— begin Supplied material —

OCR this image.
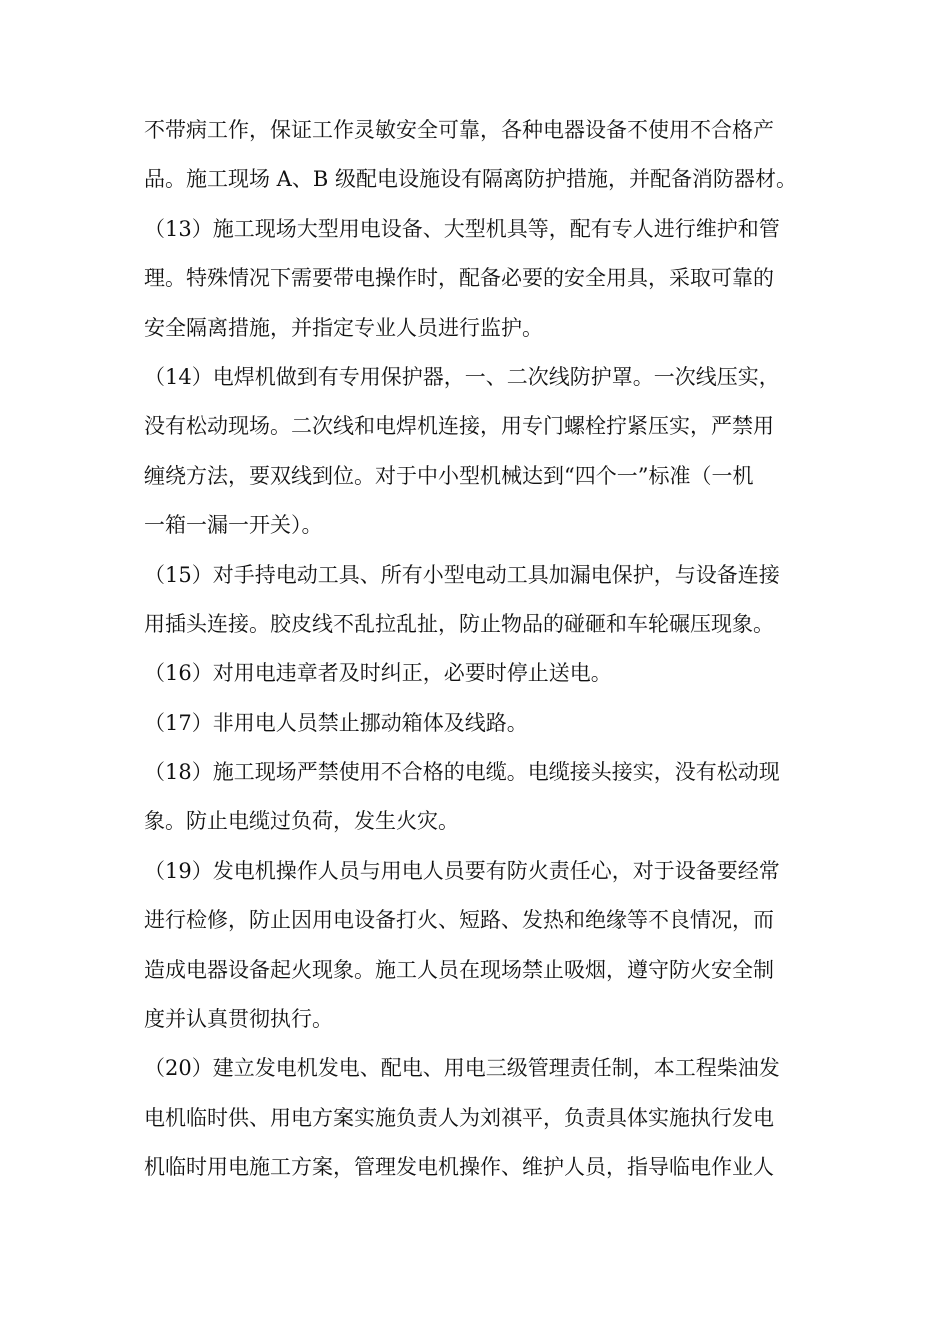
不带病工作，保证工作灵敏安全可靠，各种电器设备不使用不合格产
品。施工现场 A、B 级配电设施设有隔离防护措施，并配备消防器材。
（13）施工现场大型用电设备、大型机具等，配有专人进行维护和管
理。特殊情况下需要带电操作时，配备必要的安全用具，采取可靠的
安全隔离措施，并指定专业人员进行监护。
（14）电焊机做到有专用保护器，一、二次线防护罩。一次线压实，
没有松动现场。二次线和电焊机连接，用专门螺栓拧紧压实，严禁用
缠绕方法，要双线到位。对于中小型机械达到“四个一”标准（一机
一箱一漏一开关）。
（15）对手持电动工具、所有小型电动工具加漏电保护，与设备连接
用插头连接。胶皮线不乱拉乱扯，防止物品的碰砸和车轮碾压现象。
（16）对用电违章者及时纠正，必要时停止送电。
（17）非用电人员禁止挪动箱体及线路。
（18）施工现场严禁使用不合格的电缆。电缆接头接实，没有松动现
象。防止电缆过负荷，发生火灾。
（19）发电机操作人员与用电人员要有防火责任心，对于设备要经常
进行检修，防止因用电设备打火、短路、发热和绝缘等不良情况，而
造成电器设备起火现象。施工人员在现场禁止吸烟，遵守防火安全制
度并认真贯彻执行。
（20）建立发电机发电、配电、用电三级管理责任制，本工程柴油发
电机临时供、用电方案实施负责人为刘祺平，负责具体实施执行发电
机临时用电施工方案，管理发电机操作、维护人员，指导临电作业人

— end Supplied material —

* Problem
Copy every line of the data word for word, omitting the images.

* Task output
OCR this image.
不带病工作，保证工作灵敏安全可靠，各种电器设备不使用不合格产
品。施工现场 A、B 级配电设施设有隔离防护措施，并配备消防器材。
（13）施工现场大型用电设备、大型机具等，配有专人进行维护和管
理。特殊情况下需要带电操作时，配备必要的安全用具，采取可靠的
安全隔离措施，并指定专业人员进行监护。
（14）电焊机做到有专用保护器，一、二次线防护罩。一次线压实，
没有松动现场。二次线和电焊机连接，用专门螺栓拧紧压实，严禁用
缠绕方法，要双线到位。对于中小型机械达到“四个一”标准（一机
一箱一漏一开关）。
（15）对手持电动工具、所有小型电动工具加漏电保护，与设备连接
用插头连接。胶皮线不乱拉乱扯，防止物品的碰砸和车轮碾压现象。
（16）对用电违章者及时纠正，必要时停止送电。
（17）非用电人员禁止挪动箱体及线路。
（18）施工现场严禁使用不合格的电缆。电缆接头接实，没有松动现
象。防止电缆过负荷，发生火灾。
（19）发电机操作人员与用电人员要有防火责任心，对于设备要经常
进行检修，防止因用电设备打火、短路、发热和绝缘等不良情况，而
造成电器设备起火现象。施工人员在现场禁止吸烟，遵守防火安全制
度并认真贯彻执行。
（20）建立发电机发电、配电、用电三级管理责任制，本工程柴油发
电机临时供、用电方案实施负责人为刘祺平，负责具体实施执行发电
机临时用电施工方案，管理发电机操作、维护人员，指导临电作业人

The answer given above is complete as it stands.